**AIM:**
Report every line of the records below that contains the string "Действия", copying each one in full. Matching is case-sensitive.

**TASK INPUT:**
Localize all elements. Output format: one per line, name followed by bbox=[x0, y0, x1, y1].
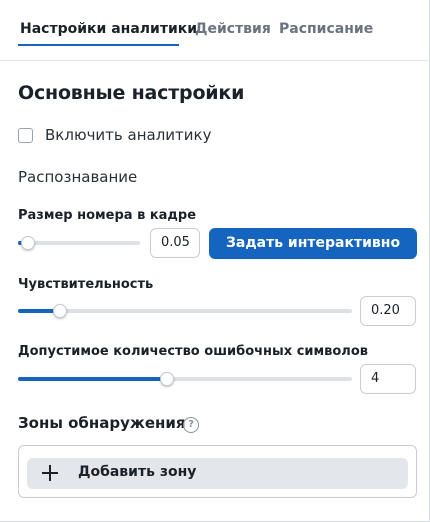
analytics-settings-panel: Настройки аналитики Действия Расписание … bbox=[0, 0, 430, 522]
enable-analytics-checkbox[interactable] bbox=[18, 128, 33, 143]
slider-thumb[interactable] bbox=[159, 372, 174, 386]
tab-analytics-settings[interactable]: Настройки аналитики bbox=[20, 21, 197, 37]
help-circle-icon[interactable]: ? bbox=[183, 417, 199, 433]
error-chars-label: Допустимое количество ошибочных символов bbox=[18, 344, 368, 359]
error-chars-input[interactable]: 4 bbox=[360, 364, 416, 394]
sensitivity-label: Чувствительность bbox=[18, 277, 154, 292]
plate-size-input[interactable]: 0.05 bbox=[150, 228, 200, 258]
sensitivity-input[interactable]: 0.20 bbox=[360, 296, 416, 326]
plate-size-slider[interactable] bbox=[18, 236, 140, 250]
active-tab-indicator bbox=[18, 44, 179, 46]
sensitivity-slider[interactable] bbox=[18, 304, 352, 318]
recognition-title: Распознавание bbox=[18, 168, 138, 186]
section-title: Основные настройки bbox=[18, 82, 245, 104]
tab-actions[interactable]: Действия bbox=[195, 21, 271, 37]
enable-analytics-label: Включить аналитику bbox=[45, 126, 212, 144]
plate-size-label: Размер номера в кадре bbox=[18, 208, 197, 223]
slider-thumb[interactable] bbox=[20, 236, 35, 250]
tab-schedule[interactable]: Расписание bbox=[279, 21, 373, 37]
slider-fill bbox=[18, 377, 167, 381]
set-interactively-button[interactable]: Задать интерактивно bbox=[209, 228, 417, 259]
slider-track bbox=[18, 241, 140, 245]
error-chars-slider[interactable] bbox=[18, 372, 352, 386]
detection-zones-list: Добавить зону bbox=[18, 445, 417, 498]
tab-bar: Настройки аналитики Действия Расписание bbox=[0, 0, 430, 61]
plus-icon bbox=[42, 465, 58, 481]
slider-track bbox=[18, 309, 352, 313]
detection-zones-title: Зоны обнаружения bbox=[18, 414, 186, 432]
add-zone-label: Добавить зону bbox=[78, 464, 197, 480]
add-zone-button[interactable]: Добавить зону bbox=[27, 458, 408, 489]
slider-thumb[interactable] bbox=[52, 304, 67, 318]
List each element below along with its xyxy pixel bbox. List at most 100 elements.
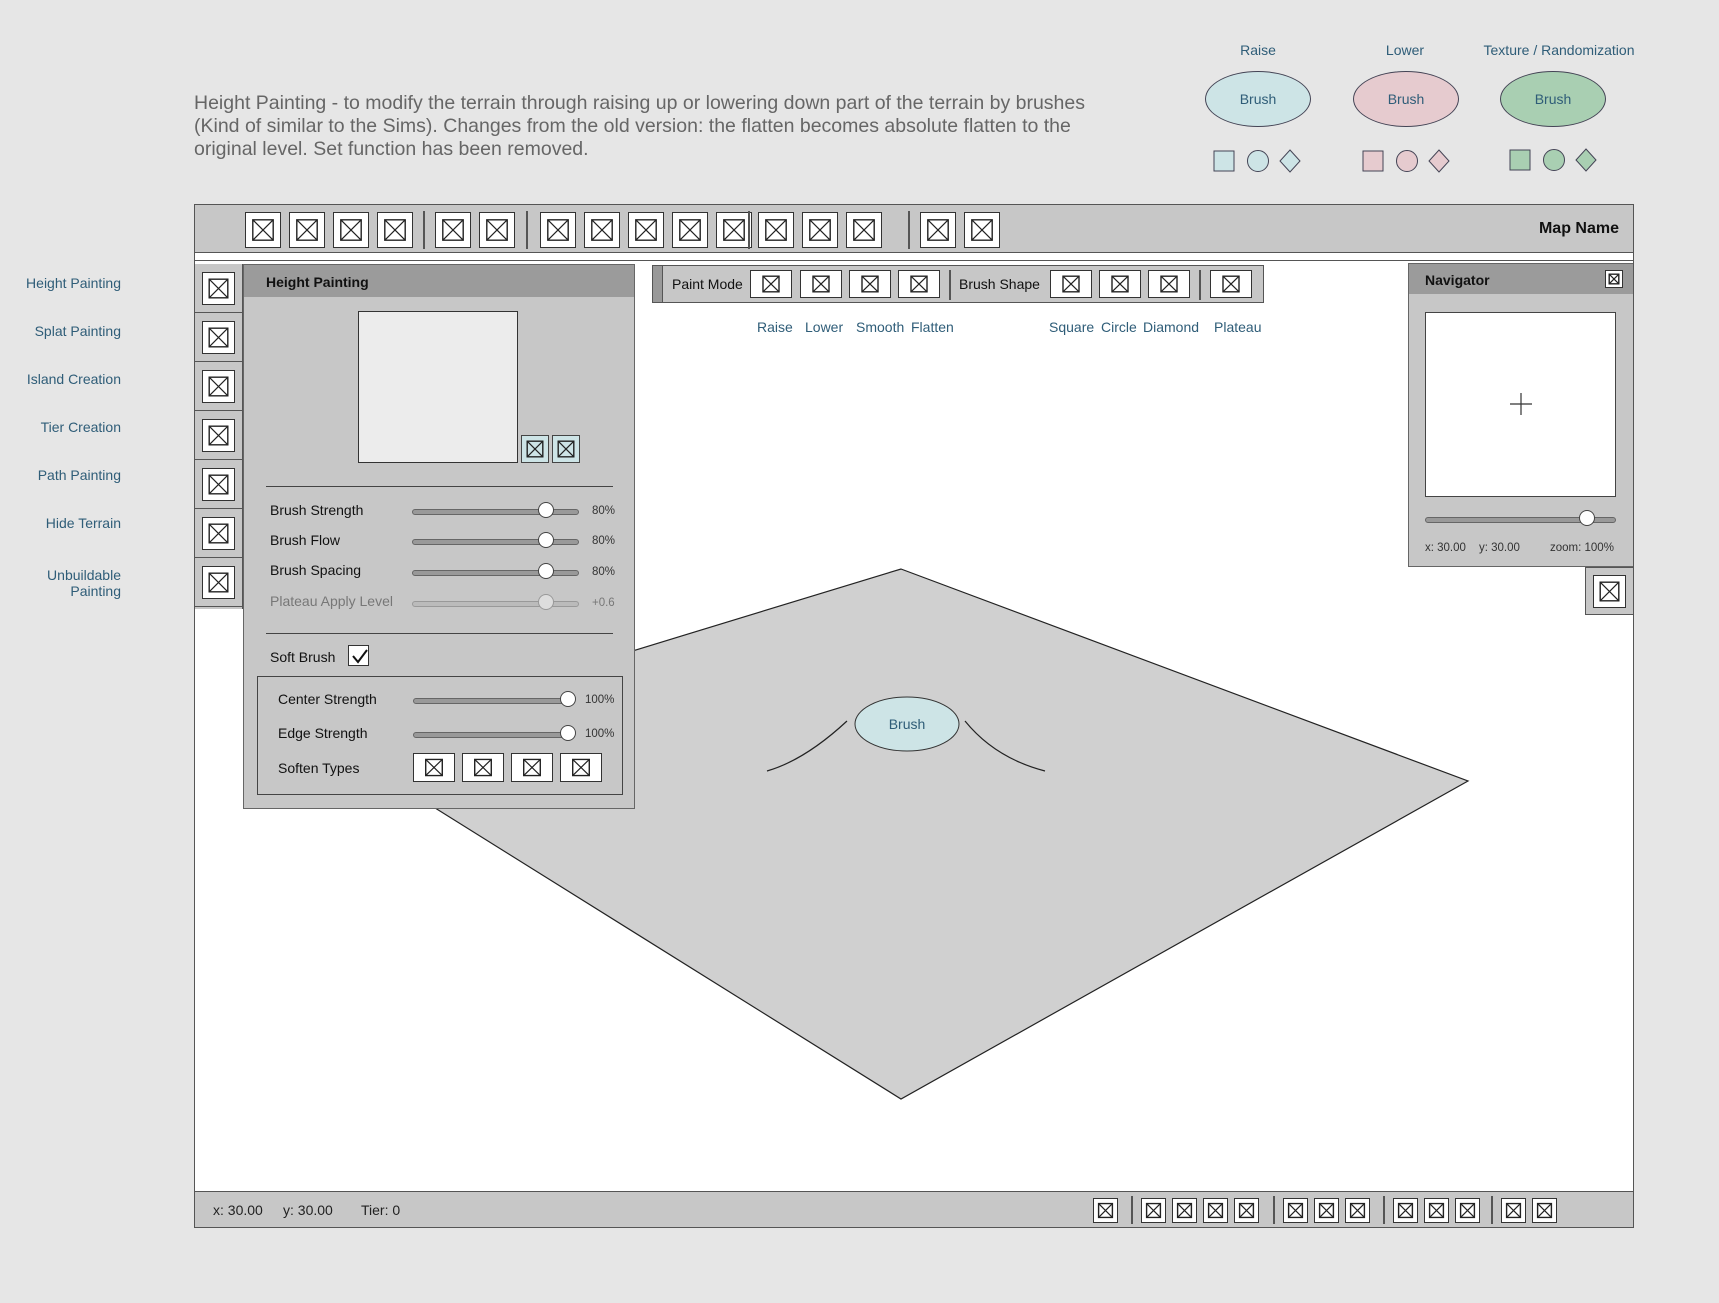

**RESPONSE:**
analytics-settings-panel: Настройки аналитики Действия Расписание … bbox=[0, 0, 430, 522]
tab-actions[interactable]: Действия bbox=[195, 21, 271, 37]
tab-bar: Настройки аналитики Действия Расписание bbox=[0, 0, 430, 61]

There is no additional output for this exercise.